=== THE RECORDS ===

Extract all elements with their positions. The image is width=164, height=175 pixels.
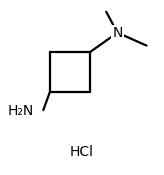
Text: N: N: [112, 26, 123, 40]
Text: H₂N: H₂N: [8, 104, 34, 118]
Text: HCl: HCl: [70, 145, 94, 159]
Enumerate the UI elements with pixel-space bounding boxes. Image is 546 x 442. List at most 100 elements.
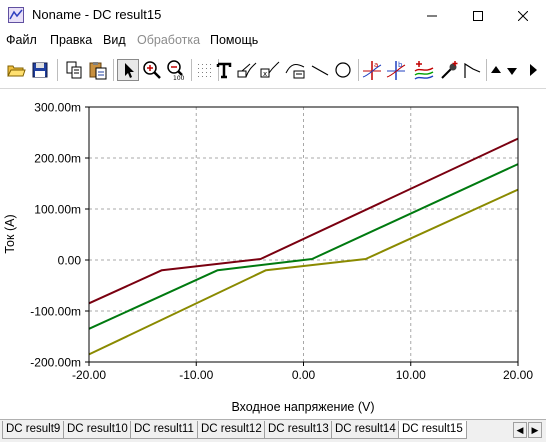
tab-dc-result9[interactable]: DC result9 (2, 421, 65, 439)
series-line-2[interactable] (88, 163, 519, 330)
menu-help[interactable]: Помощь (210, 33, 259, 47)
svg-text:100: 100 (173, 75, 185, 81)
chevron-left-icon: ◀ (516, 425, 524, 435)
toolbar-separator (191, 59, 192, 81)
window-title: Noname - DC result15 (32, 7, 162, 22)
chevron-right-icon: ▶ (531, 425, 539, 435)
scroll-right-button[interactable] (526, 59, 540, 81)
save-icon (32, 62, 48, 78)
zoom-out-button[interactable]: 100 (165, 59, 187, 81)
tab-dc-result12[interactable]: DC result12 (197, 421, 266, 439)
toolbar-separator (218, 59, 219, 81)
scroll-down-button[interactable] (505, 59, 519, 81)
scroll-up-button[interactable] (489, 59, 503, 81)
paste-button[interactable] (87, 59, 109, 81)
svg-text:b: b (398, 61, 403, 69)
curve-label-icon (237, 62, 257, 78)
series-line-3[interactable] (88, 188, 519, 356)
add-curve-icon (414, 61, 434, 80)
toolbar: 100 x a b (0, 51, 546, 89)
title-bar: Noname - DC result15 (0, 0, 546, 31)
cursor-a-icon: a (362, 61, 382, 80)
circle-icon (335, 62, 351, 78)
curve-label-2-icon: x (260, 61, 280, 78)
pointer-button[interactable] (117, 59, 139, 81)
app-icon (8, 7, 24, 23)
minimize-icon (427, 15, 437, 16)
menu-view[interactable]: Вид (103, 33, 126, 47)
legend-button[interactable] (284, 59, 306, 81)
line-button[interactable] (309, 59, 331, 81)
menu-process[interactable]: Обработка (137, 33, 201, 47)
cursor-b-button[interactable]: b (385, 59, 407, 81)
close-icon (518, 10, 528, 21)
x-tick-label: 0.00 (292, 368, 316, 382)
zoom-in-icon (143, 61, 161, 79)
scroll-down-icon (507, 68, 517, 75)
y-tick-label: 100.00m (34, 203, 81, 217)
curve-style-icon (464, 62, 481, 78)
y-tick-label: -100.00m (30, 305, 81, 319)
close-button[interactable] (500, 0, 546, 31)
x-tick-label: -20.00 (72, 368, 106, 382)
tab-scroll-right-button[interactable]: ▶ (528, 422, 542, 438)
x-tick-label: 10.00 (396, 368, 426, 382)
tab-dc-result11[interactable]: DC result11 (130, 421, 198, 439)
add-curve-button[interactable] (413, 59, 435, 81)
x-tick-label: 20.00 (503, 368, 533, 382)
paste-icon (89, 62, 107, 80)
menu-file[interactable]: Файл (6, 33, 37, 47)
curve-label-button[interactable] (236, 59, 258, 81)
curve-style-button[interactable] (461, 59, 483, 81)
y-tick-label: -200.00m (30, 356, 81, 370)
circle-button[interactable] (332, 59, 354, 81)
copy-icon (66, 61, 82, 79)
cursor-b-icon: b (386, 61, 406, 80)
tab-scroll-left-button[interactable]: ◀ (513, 422, 527, 438)
open-button[interactable] (5, 59, 27, 81)
toolbar-separator (57, 59, 58, 81)
copy-button[interactable] (63, 59, 85, 81)
tab-dc-result10[interactable]: DC result10 (63, 421, 132, 439)
scroll-up-icon (491, 66, 501, 73)
cursor-a-button[interactable]: a (361, 59, 383, 81)
curve-label-2-button[interactable]: x (259, 59, 281, 81)
svg-text:x: x (263, 70, 267, 78)
dc-result-chart[interactable]: -20.00 -10.00 0.00 10.00 20.00 300.00m 200.00m… (0, 89, 546, 418)
probe-button[interactable] (438, 59, 460, 81)
svg-text:a: a (374, 61, 378, 69)
maximize-icon (473, 10, 483, 21)
zoom-in-button[interactable] (141, 59, 163, 81)
series-line-1[interactable] (88, 137, 519, 305)
scroll-right-icon (530, 64, 537, 76)
tab-dc-result13[interactable]: DC result13 (264, 421, 333, 439)
open-icon (7, 65, 26, 77)
menu-edit[interactable]: Правка (50, 33, 93, 47)
pointer-icon (125, 63, 134, 78)
menu-bar: Файл Правка Вид Обработка Помощь (0, 31, 546, 51)
probe-icon (441, 61, 458, 79)
line-icon (311, 65, 329, 76)
maximize-button[interactable] (455, 0, 501, 31)
result-tabs: DC result9 DC result10 DC result11 DC re… (0, 419, 546, 442)
toolbar-separator (358, 59, 359, 81)
text-button[interactable] (213, 59, 235, 81)
x-axis-label: Входное напряжение (V) (231, 400, 374, 414)
toolbar-separator (486, 59, 487, 81)
x-tick-label: -10.00 (179, 368, 213, 382)
toolbar-separator (113, 59, 114, 81)
grid-icon (198, 64, 211, 77)
zoom-out-icon: 100 (167, 60, 185, 81)
tab-dc-result14[interactable]: DC result14 (331, 421, 400, 439)
y-tick-label: 0.00 (58, 254, 82, 268)
text-icon (216, 62, 232, 79)
y-tick-label: 300.00m (34, 101, 81, 115)
y-tick-label: 200.00m (34, 152, 81, 166)
legend-icon (285, 64, 305, 79)
y-axis-label: Ток (A) (3, 214, 17, 253)
plot-area[interactable]: -20.00 -10.00 0.00 10.00 20.00 300.00m 200.00m… (0, 89, 546, 418)
grid-button[interactable] (194, 59, 216, 81)
tab-dc-result15[interactable]: DC result15 (398, 421, 467, 439)
minimize-button[interactable] (409, 0, 455, 31)
save-button[interactable] (29, 59, 51, 81)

===

## AIM OF THE EXERCISE
Repeat the rows word for word from the beginning through the line with "Enumerate the UI", including that line. Leave the pictures out.

## RESULT OF THE TASK
Extract all elements with their positions. The image is width=164, height=175 pixels.
Text: N: N: [112, 26, 123, 40]
Text: H₂N: H₂N: [8, 104, 34, 118]
Text: HCl: HCl: [70, 145, 94, 159]
Enumerate the UI elements with pixel-space bounding boxes. Image is 546 x 442. List at most 100 elements.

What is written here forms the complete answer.